• _Fonte_
#####
Uma Ponte Longe Demais: a história real da Operação Market Garden

Cena do filme Uma Ponte Longe Demais
Uma Ponte Longe Demais: direção de Richard Attenborough

UMA FAÇANHA LOGÍSTICA MOVIDA PELA VAIDADE

Por qual motivo alguém ousaria realizar um filme como Uma Ponte Longe Demais, dirigido em 1977 por Richard Attenborough? Antes de começar a especular, vamos examinar do que ele trata. É um drama de guerra, estrelado por um elenco de famosos, que narra os meandros da fracassada Operação Market Garden, criada em setembro de 1944 pelo ambicioso general britânico Bernard Montgomery. O objetivo era pôr fim à Segunda Guerra Mundial antes daquele Natal. Foi a maior operação de paraquedistas da história, quando 41 mil homens saltaram atrás das linhas alemãs que dominavam a Holanda, com a missão de proteger algumas pontes estratégicas. Enquanto isso, os britânicos avançariam com seus blindados até a cidade de Arnhem e atravessariam a última ponte sobre o rio Reno, para finalmente invadir a Alemanha.
        Uma sucessão de erros – rádios defeituosos impedindo a comunicação, estradas estreitas dificultando o fluxo dos blindados e problemas com a logística de munição e suprimentos – impediu que os aliados cruzassem a última ponte. Entre os aliados, mais de 15 mil soldados perderam a vida e outros 17 mil saíram feridos. A guerra ainda se estenderia por mais um ano.
#####
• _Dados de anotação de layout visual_
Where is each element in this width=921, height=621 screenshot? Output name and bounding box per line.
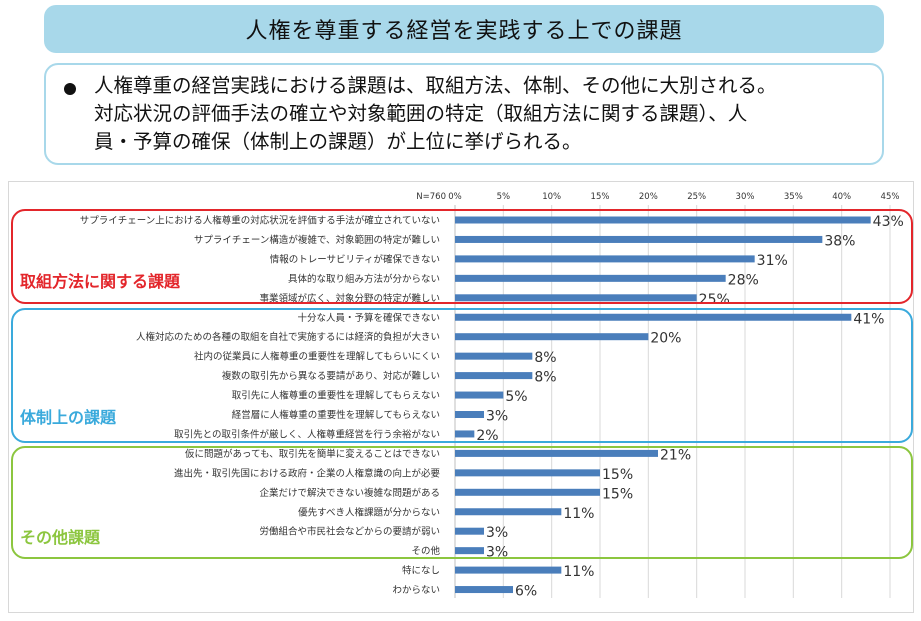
summary-line: 対応状況の評価手法の確立や対象範囲の特定（取組方法に関する課題）、人	[94, 102, 748, 125]
bar	[455, 469, 600, 477]
x-tick-label: 20%	[639, 192, 658, 202]
value-label: 2%	[476, 428, 498, 444]
bar	[455, 294, 697, 302]
category-label: 特になし	[402, 565, 440, 577]
category-label: 複数の取引先から異なる要請があり、対応が難しい	[222, 370, 440, 382]
page-title: 人権を尊重する経営を実践する上での課題	[44, 5, 884, 53]
value-label: 31%	[757, 253, 788, 269]
x-tick-label: 0%	[448, 192, 462, 202]
bullet-icon	[64, 83, 76, 95]
value-label: 28%	[728, 272, 759, 288]
category-label: 取引先との取引条件が厳しく、人権尊重経営を行う余裕がない	[174, 428, 440, 440]
value-label: 11%	[563, 564, 594, 580]
bar	[455, 235, 823, 243]
group-label-method: 取組方法に関する課題	[20, 272, 181, 291]
x-tick-label: 15%	[591, 192, 610, 202]
category-label: わからない	[392, 585, 440, 596]
summary-line: 員・予算の確保（体制上の課題）が上位に挙げられる。	[94, 130, 582, 153]
bar	[455, 586, 513, 594]
category-label: 十分な人員・予算を確保できない	[297, 312, 440, 324]
bar	[455, 488, 600, 496]
bar	[455, 333, 649, 341]
bar	[455, 449, 658, 457]
value-label: 5%	[505, 389, 527, 405]
bar	[455, 430, 475, 438]
category-label: 社内の従業員に人権尊重の重要性を理解してもらいにくい	[194, 351, 440, 363]
category-label: 取引先に人権尊重の重要性を理解してもらえない	[232, 390, 440, 402]
value-label: 15%	[602, 486, 633, 502]
group-box-other	[11, 446, 913, 559]
group-box-structure	[11, 308, 913, 443]
value-label: 15%	[602, 467, 633, 483]
category-label: その他	[411, 545, 440, 557]
category-label: 企業だけで解決できない複雑な問題がある	[259, 487, 440, 499]
x-tick-label: 45%	[881, 192, 900, 202]
bar	[455, 274, 726, 282]
group-box-method	[11, 209, 913, 304]
value-label: 43%	[873, 214, 904, 230]
category-label: 情報のトレーサビリティが確保できない	[270, 253, 440, 265]
group-label-other: その他課題	[20, 528, 101, 547]
bar	[455, 391, 504, 399]
bar	[455, 508, 562, 516]
bar	[455, 527, 484, 535]
category-label: 進出先・取引先国における政府・企業の人権意識の向上が必要	[174, 467, 440, 479]
value-label: 3%	[486, 545, 508, 561]
x-tick-label: 40%	[832, 192, 851, 202]
value-label: 8%	[534, 370, 556, 386]
value-label: 3%	[486, 525, 508, 541]
value-label: 11%	[563, 506, 594, 522]
value-label: 20%	[650, 331, 681, 347]
summary-box: 人権尊重の経営実践における課題は、取組方法、体制、その他に大別される。 対応状況…	[44, 63, 884, 165]
group-label-structure: 体制上の課題	[20, 408, 117, 427]
value-label: 21%	[660, 447, 691, 463]
value-label: 38%	[824, 233, 855, 249]
category-label: サプライチェーン構造が複雑で、対象範囲の特定が難しい	[194, 234, 440, 246]
x-tick-label: 35%	[784, 192, 803, 202]
category-label: 人権対応のための各種の取組を自社で実施するには経済的負担が大きい	[136, 331, 440, 343]
bar	[455, 313, 852, 321]
category-label: サプライチェーン上における人権尊重の対応状況を評価する手法が確立されていない	[80, 215, 440, 227]
bar	[455, 216, 871, 224]
x-tick-label: 10%	[542, 192, 561, 202]
x-tick-label: 5%	[497, 192, 511, 202]
category-label: 事業領域が広く、対象分野の特定が難しい	[259, 292, 440, 304]
x-tick-label: 30%	[736, 192, 755, 202]
summary-line: 人権尊重の経営実践における課題は、取組方法、体制、その他に大別される。	[94, 74, 777, 97]
bar	[455, 372, 533, 380]
chart-frame	[8, 181, 914, 613]
category-label: 優先すべき人権課題が分からない	[298, 506, 440, 518]
value-label: 6%	[515, 584, 537, 600]
bar	[455, 255, 755, 263]
category-label: 労働組合や市民社会などからの要請が弱い	[259, 526, 440, 538]
value-label: 8%	[534, 350, 556, 366]
x-tick-label: 25%	[687, 192, 706, 202]
category-label: 経営層に人権尊重の重要性を理解してもらえない	[232, 409, 440, 421]
bar	[455, 352, 533, 360]
bar	[455, 411, 484, 418]
bar	[455, 547, 484, 555]
category-label: 具体的な取り組み方法が分からない	[288, 273, 440, 285]
value-label: 3%	[486, 409, 508, 425]
category-label: 仮に問題があっても、取引先を簡単に変えることはできない	[185, 448, 440, 460]
value-label: 41%	[853, 311, 884, 327]
bar	[455, 566, 562, 574]
n-label: N=760	[416, 192, 446, 202]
#####
• _Tarefa proposta 1_
Como fica em inglês a frase "O objetivo era pôr fim à Segunda Guerra Mundial antes daquele Natal.", do texto sobre a Operação Market Garden?
• _Tarefa proposta 2_
Você pode dar sequência ao texto sobre a Operação Market Garden a partir da frase que vem logo depois da última?

• _Resposta correta 1_
The goal was to end World War II before that Christmas.

• _Resposta correta 2_
        A Operação Market Garden, que completou 80 anos, foi narrada em detalhes por Cornelius Ryan, escritor e historiador militar irlandês naturalizado americano, em seu livro Uma Ponte Longe Demais, publicado em 1974. Dado o interesse histórico, um bom motivo para adaptar o livro para as telas seria o de registrar os fatos tal qual aconteceram, esmiuçando a cadeia de atos e decisões e denunciando as causas do fracasso gerado. Mas nesse caso, um bom documentário seria mais apropriado.
        Talvez os realizadores quisessem investigar o drama pessoal dos que experimentaram o calor dos acontecimentos. Nesse caso, ao invés de dispersar a narrativa entre uma multidão, seria mais produtivo concentrá-la em poucos personagens, para retratá-los com mais profundidade psicológica.
        Outro bom motivo para realizar um filme como esse seria colocar o espectador no centro da ação, oferecendo uma oportunidade única de vivenciar a realidade do front e experimentar o caldeirão de emoções que ferve durante as batalhas. Nesse caso, os realizadores deveriam impor uma abordagem realista, para além da mera versão oficial dos fatos e do tom de propaganda que nos deixa um certo ranço.
        Minha conclusão é que a motivação para realizar Uma Ponte Longe Demais foi... comercial! O principal nome por trás do filme é o de Joseph E. Levine, um dos mais bem-sucedidos produtores da história do cinema, que adquiriu os direitos de adaptação do livro. Ao longo da carreira, Levine produziu, financiou e distribuiu quase 500 filmes, perseguindo o lucro com um método eficaz que ele mesmo refinou: conseguia o engajamento dos próprios distribuidores, que financiavam antecipadamente os custos de produção e as campanhas de marketing. Foi com uma grande soma no caixa que ele arregaçou as mangas e partiu para a sua maior ousadia.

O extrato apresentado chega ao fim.